• Exercise
Lines containing the string "text" are to be collected in full.

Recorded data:
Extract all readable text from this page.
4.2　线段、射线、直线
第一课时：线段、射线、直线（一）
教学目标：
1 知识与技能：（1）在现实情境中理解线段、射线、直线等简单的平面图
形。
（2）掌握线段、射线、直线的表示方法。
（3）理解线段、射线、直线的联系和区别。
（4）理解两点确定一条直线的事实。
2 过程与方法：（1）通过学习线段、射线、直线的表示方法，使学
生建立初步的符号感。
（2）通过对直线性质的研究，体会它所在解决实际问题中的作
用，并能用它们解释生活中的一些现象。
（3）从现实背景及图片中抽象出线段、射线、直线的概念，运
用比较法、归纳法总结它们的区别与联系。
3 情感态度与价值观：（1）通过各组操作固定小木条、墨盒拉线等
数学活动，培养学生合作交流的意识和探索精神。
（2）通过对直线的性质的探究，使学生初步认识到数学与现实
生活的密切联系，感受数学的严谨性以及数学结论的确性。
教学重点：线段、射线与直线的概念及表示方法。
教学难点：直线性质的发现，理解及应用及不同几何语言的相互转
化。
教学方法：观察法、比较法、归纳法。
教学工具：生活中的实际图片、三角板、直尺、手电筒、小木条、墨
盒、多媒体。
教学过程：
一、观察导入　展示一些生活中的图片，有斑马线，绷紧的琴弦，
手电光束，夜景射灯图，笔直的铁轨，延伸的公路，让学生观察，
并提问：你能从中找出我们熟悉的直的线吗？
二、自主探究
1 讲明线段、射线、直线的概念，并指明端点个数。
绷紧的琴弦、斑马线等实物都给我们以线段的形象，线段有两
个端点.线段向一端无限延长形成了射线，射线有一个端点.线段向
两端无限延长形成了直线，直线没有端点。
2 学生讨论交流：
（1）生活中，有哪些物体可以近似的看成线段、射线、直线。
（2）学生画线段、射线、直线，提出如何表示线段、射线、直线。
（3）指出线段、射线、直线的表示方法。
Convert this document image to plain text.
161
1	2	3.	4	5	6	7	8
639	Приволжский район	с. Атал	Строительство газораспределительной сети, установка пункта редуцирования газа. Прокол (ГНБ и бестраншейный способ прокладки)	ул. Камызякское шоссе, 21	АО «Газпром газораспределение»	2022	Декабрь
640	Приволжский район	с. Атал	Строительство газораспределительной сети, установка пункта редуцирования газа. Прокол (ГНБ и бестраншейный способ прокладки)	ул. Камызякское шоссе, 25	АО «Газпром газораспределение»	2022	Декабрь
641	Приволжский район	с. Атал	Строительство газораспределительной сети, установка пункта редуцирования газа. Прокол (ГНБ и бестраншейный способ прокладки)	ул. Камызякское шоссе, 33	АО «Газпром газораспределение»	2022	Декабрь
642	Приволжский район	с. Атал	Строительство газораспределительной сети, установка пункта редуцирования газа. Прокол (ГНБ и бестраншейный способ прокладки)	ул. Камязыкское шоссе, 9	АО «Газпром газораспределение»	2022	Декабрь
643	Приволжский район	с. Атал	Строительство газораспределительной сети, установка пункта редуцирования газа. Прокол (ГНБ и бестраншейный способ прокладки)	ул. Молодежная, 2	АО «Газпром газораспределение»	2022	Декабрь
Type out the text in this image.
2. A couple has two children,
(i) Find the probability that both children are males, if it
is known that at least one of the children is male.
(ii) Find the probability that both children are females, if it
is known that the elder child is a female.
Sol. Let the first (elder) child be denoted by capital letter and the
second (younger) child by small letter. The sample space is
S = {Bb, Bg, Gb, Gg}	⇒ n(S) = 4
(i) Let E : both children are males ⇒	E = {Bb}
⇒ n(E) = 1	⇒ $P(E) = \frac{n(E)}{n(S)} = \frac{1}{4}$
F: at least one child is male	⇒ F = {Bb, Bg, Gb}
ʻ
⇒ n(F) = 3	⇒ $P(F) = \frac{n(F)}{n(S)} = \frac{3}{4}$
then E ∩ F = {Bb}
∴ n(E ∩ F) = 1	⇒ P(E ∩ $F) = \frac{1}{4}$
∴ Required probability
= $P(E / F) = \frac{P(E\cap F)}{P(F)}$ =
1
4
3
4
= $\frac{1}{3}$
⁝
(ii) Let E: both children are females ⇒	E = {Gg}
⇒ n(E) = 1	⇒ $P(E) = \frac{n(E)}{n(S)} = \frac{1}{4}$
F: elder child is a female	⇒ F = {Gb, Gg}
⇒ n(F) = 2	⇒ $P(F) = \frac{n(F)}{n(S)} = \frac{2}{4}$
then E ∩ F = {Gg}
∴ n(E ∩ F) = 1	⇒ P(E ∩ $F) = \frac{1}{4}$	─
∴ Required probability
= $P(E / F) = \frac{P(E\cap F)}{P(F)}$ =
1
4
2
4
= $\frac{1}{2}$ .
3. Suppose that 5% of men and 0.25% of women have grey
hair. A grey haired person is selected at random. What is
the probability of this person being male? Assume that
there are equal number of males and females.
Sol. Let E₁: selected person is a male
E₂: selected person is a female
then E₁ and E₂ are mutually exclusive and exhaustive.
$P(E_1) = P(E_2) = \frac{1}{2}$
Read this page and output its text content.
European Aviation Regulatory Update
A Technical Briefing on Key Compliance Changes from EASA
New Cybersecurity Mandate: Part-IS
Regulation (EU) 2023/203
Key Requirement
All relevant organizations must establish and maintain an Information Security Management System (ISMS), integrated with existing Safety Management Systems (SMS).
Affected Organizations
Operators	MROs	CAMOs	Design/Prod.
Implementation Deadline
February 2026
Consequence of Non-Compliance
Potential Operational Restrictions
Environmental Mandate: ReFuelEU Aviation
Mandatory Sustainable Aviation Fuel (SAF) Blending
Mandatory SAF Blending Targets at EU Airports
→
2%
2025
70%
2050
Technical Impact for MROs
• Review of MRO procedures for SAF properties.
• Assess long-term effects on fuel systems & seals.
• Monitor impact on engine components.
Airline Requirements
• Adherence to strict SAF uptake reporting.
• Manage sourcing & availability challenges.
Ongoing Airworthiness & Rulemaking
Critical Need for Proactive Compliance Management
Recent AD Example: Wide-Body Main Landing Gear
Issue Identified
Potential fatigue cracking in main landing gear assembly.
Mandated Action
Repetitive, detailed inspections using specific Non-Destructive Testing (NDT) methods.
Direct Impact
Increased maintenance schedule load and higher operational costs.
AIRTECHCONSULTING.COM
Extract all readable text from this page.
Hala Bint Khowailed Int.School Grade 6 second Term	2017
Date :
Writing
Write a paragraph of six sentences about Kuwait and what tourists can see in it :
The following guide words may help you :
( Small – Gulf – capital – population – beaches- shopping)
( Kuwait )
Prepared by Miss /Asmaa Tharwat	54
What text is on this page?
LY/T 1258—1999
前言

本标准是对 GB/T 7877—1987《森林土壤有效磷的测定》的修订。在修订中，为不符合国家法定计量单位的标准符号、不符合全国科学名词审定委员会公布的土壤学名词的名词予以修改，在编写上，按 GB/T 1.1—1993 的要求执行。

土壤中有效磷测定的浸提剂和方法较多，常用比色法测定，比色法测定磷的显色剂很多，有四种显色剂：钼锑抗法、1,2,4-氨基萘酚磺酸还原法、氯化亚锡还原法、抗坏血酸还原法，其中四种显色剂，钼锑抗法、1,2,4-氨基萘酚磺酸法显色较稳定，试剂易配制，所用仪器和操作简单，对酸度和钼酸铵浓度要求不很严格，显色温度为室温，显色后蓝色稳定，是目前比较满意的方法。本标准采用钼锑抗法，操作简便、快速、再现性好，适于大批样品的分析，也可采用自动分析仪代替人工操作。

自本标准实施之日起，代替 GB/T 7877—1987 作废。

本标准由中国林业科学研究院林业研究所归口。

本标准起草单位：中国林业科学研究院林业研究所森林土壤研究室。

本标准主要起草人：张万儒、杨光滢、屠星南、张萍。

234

• Solved exercise
Extract all readable text from this page.
Convert this document image to plain text.
Type out the text in this image.
Read this page and output its text content.
Extract all readable text from this page.
What text is on this page?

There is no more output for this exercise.